# 提供された抜粋
そういった戦前の文語体の法律文章は、現在の日本の法律文にも一部ですが、引き継がれていると聞いたことがあります。ついでに言うと、そこに戦後のGHQのある程度の関与もあって、欧米の司法的な文言を当時の日本語に訳した文章が入ってきたらしいです。そういうわけで、日本の法律文章は、よほど訓練されていない人でないと、サラサラと意味を読み取ることができないでしょう。

 

このことは、何も古典分野に限りません。もうちょっと、言葉を補えば、ガチの法学専攻に限らず、人文・社会系では外国の法律文章を原典で読ませることがあるらしいのです。例えば、現代中国の司法ゼミなら、現代中国語が読めないと話にならないようにね。日本の法律ゼミなら、やっぱり、高校レベルの古典の読解や現代語訳の力は要るでしょう。

# 資料
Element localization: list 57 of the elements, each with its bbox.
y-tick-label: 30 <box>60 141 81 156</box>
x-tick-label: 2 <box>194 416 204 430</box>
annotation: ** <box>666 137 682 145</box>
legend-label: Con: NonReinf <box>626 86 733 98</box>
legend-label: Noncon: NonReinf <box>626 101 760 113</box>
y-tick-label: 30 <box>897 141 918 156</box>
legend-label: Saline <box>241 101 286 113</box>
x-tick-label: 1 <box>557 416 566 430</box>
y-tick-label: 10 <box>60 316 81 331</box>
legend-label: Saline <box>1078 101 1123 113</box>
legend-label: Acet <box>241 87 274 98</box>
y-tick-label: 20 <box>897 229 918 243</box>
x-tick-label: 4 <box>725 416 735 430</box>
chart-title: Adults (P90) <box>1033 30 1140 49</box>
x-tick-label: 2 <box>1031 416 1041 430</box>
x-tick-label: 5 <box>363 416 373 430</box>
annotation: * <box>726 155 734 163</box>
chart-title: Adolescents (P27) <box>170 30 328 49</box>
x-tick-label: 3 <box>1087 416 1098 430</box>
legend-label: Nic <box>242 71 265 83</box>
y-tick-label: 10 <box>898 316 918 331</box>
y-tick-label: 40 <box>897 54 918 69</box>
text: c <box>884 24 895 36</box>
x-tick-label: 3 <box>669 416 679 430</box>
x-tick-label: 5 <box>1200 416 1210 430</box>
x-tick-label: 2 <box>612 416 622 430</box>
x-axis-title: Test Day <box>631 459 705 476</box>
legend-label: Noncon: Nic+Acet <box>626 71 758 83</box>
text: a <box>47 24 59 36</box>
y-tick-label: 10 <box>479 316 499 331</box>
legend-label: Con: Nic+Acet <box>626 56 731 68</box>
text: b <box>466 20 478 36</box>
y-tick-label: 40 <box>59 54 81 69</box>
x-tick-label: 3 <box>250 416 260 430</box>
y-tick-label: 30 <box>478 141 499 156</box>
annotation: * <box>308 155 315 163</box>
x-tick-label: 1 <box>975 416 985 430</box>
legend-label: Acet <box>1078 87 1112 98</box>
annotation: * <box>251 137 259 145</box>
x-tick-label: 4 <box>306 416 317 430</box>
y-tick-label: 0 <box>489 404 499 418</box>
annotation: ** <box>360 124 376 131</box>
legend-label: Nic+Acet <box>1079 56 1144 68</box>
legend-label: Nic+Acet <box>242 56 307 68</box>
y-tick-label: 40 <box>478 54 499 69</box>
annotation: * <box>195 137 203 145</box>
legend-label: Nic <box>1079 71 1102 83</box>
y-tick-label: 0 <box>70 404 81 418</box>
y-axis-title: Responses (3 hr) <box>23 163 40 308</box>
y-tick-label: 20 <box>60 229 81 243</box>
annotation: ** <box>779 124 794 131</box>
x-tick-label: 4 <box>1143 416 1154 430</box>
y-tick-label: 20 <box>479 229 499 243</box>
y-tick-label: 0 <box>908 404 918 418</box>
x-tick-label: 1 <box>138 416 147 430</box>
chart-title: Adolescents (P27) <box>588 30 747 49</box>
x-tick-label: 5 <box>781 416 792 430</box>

# 課題の指示
法律文章についての抜粋によれば、日本の法律ゼミではどんな力が要るとされているか。

# 回答
高校レベルの古典の読解や現代語訳の力が要るとされている。